» **INSTRUCTION**:
Output every line below exactly.

=== RECORDS PROVIDED ===

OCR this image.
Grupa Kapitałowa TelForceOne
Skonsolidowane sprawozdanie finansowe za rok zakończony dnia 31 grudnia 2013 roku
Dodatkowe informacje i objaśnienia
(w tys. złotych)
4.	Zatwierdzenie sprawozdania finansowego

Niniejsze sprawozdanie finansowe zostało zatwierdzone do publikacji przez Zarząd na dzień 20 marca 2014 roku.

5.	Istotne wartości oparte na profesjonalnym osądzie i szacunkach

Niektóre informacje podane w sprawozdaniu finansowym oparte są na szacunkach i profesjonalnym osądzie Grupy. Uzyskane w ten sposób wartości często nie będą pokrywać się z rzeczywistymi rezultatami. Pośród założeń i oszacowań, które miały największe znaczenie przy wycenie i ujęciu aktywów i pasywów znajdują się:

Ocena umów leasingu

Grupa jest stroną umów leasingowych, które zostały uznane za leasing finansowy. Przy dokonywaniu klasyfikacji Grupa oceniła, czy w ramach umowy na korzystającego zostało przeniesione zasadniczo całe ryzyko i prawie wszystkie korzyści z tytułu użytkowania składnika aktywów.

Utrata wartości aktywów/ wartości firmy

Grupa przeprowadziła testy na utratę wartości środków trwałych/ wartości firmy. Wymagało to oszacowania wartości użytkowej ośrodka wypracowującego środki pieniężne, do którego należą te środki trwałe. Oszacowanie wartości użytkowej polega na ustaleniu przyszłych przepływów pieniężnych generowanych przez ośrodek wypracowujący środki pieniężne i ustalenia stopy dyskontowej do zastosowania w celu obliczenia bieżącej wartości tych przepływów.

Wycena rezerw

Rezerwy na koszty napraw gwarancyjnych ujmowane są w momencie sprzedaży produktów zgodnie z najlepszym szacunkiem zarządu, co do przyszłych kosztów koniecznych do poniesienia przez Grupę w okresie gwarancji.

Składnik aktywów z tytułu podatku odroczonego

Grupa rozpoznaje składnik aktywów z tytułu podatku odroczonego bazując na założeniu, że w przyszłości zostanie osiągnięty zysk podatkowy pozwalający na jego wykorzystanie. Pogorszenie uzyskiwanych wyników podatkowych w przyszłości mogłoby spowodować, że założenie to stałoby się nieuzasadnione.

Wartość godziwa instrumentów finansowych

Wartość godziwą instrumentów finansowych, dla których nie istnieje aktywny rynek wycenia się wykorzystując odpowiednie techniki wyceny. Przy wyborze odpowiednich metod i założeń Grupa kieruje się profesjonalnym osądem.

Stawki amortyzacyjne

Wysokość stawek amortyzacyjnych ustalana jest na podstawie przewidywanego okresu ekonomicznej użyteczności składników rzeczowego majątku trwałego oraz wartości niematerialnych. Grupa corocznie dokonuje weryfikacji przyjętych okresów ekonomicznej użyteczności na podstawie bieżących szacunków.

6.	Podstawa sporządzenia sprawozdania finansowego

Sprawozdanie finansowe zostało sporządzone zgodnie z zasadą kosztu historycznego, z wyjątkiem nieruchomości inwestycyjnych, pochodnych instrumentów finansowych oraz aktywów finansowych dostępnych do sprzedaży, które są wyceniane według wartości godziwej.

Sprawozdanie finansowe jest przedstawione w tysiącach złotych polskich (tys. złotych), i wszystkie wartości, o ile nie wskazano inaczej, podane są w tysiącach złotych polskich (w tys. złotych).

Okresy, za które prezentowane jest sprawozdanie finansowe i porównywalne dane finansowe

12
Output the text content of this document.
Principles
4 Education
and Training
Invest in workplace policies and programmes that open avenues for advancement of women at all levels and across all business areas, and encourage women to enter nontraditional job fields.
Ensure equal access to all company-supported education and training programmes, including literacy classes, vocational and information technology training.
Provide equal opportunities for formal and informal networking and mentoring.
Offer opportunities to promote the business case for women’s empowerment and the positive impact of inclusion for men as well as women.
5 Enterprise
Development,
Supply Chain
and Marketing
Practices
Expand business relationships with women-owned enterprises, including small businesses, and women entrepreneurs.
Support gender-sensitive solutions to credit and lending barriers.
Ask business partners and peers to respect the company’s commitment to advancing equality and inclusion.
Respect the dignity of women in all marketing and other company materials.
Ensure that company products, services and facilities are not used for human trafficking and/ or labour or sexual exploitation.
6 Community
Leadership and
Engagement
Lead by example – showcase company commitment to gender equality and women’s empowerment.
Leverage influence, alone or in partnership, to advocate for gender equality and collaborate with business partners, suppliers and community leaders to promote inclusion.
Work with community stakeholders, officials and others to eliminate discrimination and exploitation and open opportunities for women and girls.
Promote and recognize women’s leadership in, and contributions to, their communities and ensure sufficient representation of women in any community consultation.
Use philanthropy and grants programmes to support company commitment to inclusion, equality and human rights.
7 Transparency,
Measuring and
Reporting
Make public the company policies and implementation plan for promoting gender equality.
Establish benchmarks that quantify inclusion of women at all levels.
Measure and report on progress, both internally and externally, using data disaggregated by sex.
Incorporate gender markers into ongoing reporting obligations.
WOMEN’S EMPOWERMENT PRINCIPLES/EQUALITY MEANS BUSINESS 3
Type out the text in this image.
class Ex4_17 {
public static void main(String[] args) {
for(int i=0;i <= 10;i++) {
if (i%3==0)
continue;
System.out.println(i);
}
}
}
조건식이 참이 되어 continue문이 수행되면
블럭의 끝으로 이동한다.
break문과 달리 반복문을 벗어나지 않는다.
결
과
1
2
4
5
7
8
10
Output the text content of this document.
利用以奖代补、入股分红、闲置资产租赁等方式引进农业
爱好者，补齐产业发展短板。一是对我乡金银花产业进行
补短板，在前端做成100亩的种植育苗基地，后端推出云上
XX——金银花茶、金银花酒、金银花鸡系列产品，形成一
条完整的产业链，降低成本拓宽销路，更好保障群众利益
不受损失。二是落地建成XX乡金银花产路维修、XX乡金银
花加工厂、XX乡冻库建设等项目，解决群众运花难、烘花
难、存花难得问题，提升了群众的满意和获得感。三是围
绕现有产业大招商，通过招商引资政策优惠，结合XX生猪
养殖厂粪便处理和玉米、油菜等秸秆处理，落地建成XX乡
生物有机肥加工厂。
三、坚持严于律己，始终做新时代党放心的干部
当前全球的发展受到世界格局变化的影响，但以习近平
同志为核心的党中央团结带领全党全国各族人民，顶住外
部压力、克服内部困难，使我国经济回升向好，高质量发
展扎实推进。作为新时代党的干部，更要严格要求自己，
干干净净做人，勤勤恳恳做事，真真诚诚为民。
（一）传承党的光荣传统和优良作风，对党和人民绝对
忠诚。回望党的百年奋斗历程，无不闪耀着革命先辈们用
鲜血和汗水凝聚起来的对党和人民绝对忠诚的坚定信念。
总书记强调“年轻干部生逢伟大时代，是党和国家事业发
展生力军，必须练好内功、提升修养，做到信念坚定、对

===

» **RESULT OF THE EXERCISE**:
OCR this image.
Grupa Kapitałowa TelForceOne
Skonsolidowane sprawozdanie finansowe za rok zakończony dnia 31 grudnia 2013 roku
Dodatkowe informacje i objaśnienia
(w tys. złotych)
4.	Zatwierdzenie sprawozdania finansowego

Niniejsze sprawozdanie finansowe zostało zatwierdzone do publikacji przez Zarząd na dzień 20 marca 2014 roku.

5.	Istotne wartości oparte na profesjonalnym osądzie i szacunkach

Niektóre informacje podane w sprawozdaniu finansowym oparte są na szacunkach i profesjonalnym osądzie Grupy. Uzyskane w ten sposób wartości często nie będą pokrywać się z rzeczywistymi rezultatami. Pośród założeń i oszacowań, które miały największe znaczenie przy wycenie i ujęciu aktywów i pasywów znajdują się:

Ocena umów leasingu

Grupa jest stroną umów leasingowych, które zostały uznane za leasing finansowy. Przy dokonywaniu klasyfikacji Grupa oceniła, czy w ramach umowy na korzystającego zostało przeniesione zasadniczo całe ryzyko i prawie wszystkie korzyści z tytułu użytkowania składnika aktywów.

Utrata wartości aktywów/ wartości firmy

Grupa przeprowadziła testy na utratę wartości środków trwałych/ wartości firmy. Wymagało to oszacowania wartości użytkowej ośrodka wypracowującego środki pieniężne, do którego należą te środki trwałe. Oszacowanie wartości użytkowej polega na ustaleniu przyszłych przepływów pieniężnych generowanych przez ośrodek wypracowujący środki pieniężne i ustalenia stopy dyskontowej do zastosowania w celu obliczenia bieżącej wartości tych przepływów.

Wycena rezerw

Rezerwy na koszty napraw gwarancyjnych ujmowane są w momencie sprzedaży produktów zgodnie z najlepszym szacunkiem zarządu, co do przyszłych kosztów koniecznych do poniesienia przez Grupę w okresie gwarancji.

Składnik aktywów z tytułu podatku odroczonego

Grupa rozpoznaje składnik aktywów z tytułu podatku odroczonego bazując na założeniu, że w przyszłości zostanie osiągnięty zysk podatkowy pozwalający na jego wykorzystanie. Pogorszenie uzyskiwanych wyników podatkowych w przyszłości mogłoby spowodować, że założenie to stałoby się nieuzasadnione.

Wartość godziwa instrumentów finansowych

Wartość godziwą instrumentów finansowych, dla których nie istnieje aktywny rynek wycenia się wykorzystując odpowiednie techniki wyceny. Przy wyborze odpowiednich metod i założeń Grupa kieruje się profesjonalnym osądem.

Stawki amortyzacyjne

Wysokość stawek amortyzacyjnych ustalana jest na podstawie przewidywanego okresu ekonomicznej użyteczności składników rzeczowego majątku trwałego oraz wartości niematerialnych. Grupa corocznie dokonuje weryfikacji przyjętych okresów ekonomicznej użyteczności na podstawie bieżących szacunków.

6.	Podstawa sporządzenia sprawozdania finansowego

Sprawozdanie finansowe zostało sporządzone zgodnie z zasadą kosztu historycznego, z wyjątkiem nieruchomości inwestycyjnych, pochodnych instrumentów finansowych oraz aktywów finansowych dostępnych do sprzedaży, które są wyceniane według wartości godziwej.

Sprawozdanie finansowe jest przedstawione w tysiącach złotych polskich (tys. złotych), i wszystkie wartości, o ile nie wskazano inaczej, podane są w tysiącach złotych polskich (w tys. złotych).

Okresy, za które prezentowane jest sprawozdanie finansowe i porównywalne dane finansowe

12
Output the text content of this document.
Principles
4 Education
and Training
Invest in workplace policies and programmes that open avenues for advancement of women at all levels and across all business areas, and encourage women to enter nontraditional job fields.
Ensure equal access to all company-supported education and training programmes, including literacy classes, vocational and information technology training.
Provide equal opportunities for formal and informal networking and mentoring.
Offer opportunities to promote the business case for women’s empowerment and the positive impact of inclusion for men as well as women.
5 Enterprise
Development,
Supply Chain
and Marketing
Practices
Expand business relationships with women-owned enterprises, including small businesses, and women entrepreneurs.
Support gender-sensitive solutions to credit and lending barriers.
Ask business partners and peers to respect the company’s commitment to advancing equality and inclusion.
Respect the dignity of women in all marketing and other company materials.
Ensure that company products, services and facilities are not used for human trafficking and/ or labour or sexual exploitation.
6 Community
Leadership and
Engagement
Lead by example – showcase company commitment to gender equality and women’s empowerment.
Leverage influence, alone or in partnership, to advocate for gender equality and collaborate with business partners, suppliers and community leaders to promote inclusion.
Work with community stakeholders, officials and others to eliminate discrimination and exploitation and open opportunities for women and girls.
Promote and recognize women’s leadership in, and contributions to, their communities and ensure sufficient representation of women in any community consultation.
Use philanthropy and grants programmes to support company commitment to inclusion, equality and human rights.
7 Transparency,
Measuring and
Reporting
Make public the company policies and implementation plan for promoting gender equality.
Establish benchmarks that quantify inclusion of women at all levels.
Measure and report on progress, both internally and externally, using data disaggregated by sex.
Incorporate gender markers into ongoing reporting obligations.
WOMEN’S EMPOWERMENT PRINCIPLES/EQUALITY MEANS BUSINESS 3
Type out the text in this image.
class Ex4_17 {
public static void main(String[] args) {
for(int i=0;i <= 10;i++) {
if (i%3==0)
continue;
System.out.println(i);
}
}
}
조건식이 참이 되어 continue문이 수행되면
블럭의 끝으로 이동한다.
break문과 달리 반복문을 벗어나지 않는다.
결
과
1
2
4
5
7
8
10
Output the text content of this document.
利用以奖代补、入股分红、闲置资产租赁等方式引进农业
爱好者，补齐产业发展短板。一是对我乡金银花产业进行
补短板，在前端做成100亩的种植育苗基地，后端推出云上
XX——金银花茶、金银花酒、金银花鸡系列产品，形成一
条完整的产业链，降低成本拓宽销路，更好保障群众利益
不受损失。二是落地建成XX乡金银花产路维修、XX乡金银
花加工厂、XX乡冻库建设等项目，解决群众运花难、烘花
难、存花难得问题，提升了群众的满意和获得感。三是围
绕现有产业大招商，通过招商引资政策优惠，结合XX生猪
养殖厂粪便处理和玉米、油菜等秸秆处理，落地建成XX乡
生物有机肥加工厂。
三、坚持严于律己，始终做新时代党放心的干部
当前全球的发展受到世界格局变化的影响，但以习近平
同志为核心的党中央团结带领全党全国各族人民，顶住外
部压力、克服内部困难，使我国经济回升向好，高质量发
展扎实推进。作为新时代党的干部，更要严格要求自己，
干干净净做人，勤勤恳恳做事，真真诚诚为民。
（一）传承党的光荣传统和优良作风，对党和人民绝对
忠诚。回望党的百年奋斗历程，无不闪耀着革命先辈们用
鲜血和汗水凝聚起来的对党和人民绝对忠诚的坚定信念。
总书记强调“年轻干部生逢伟大时代，是党和国家事业发
展生力军，必须练好内功、提升修养，做到信念坚定、对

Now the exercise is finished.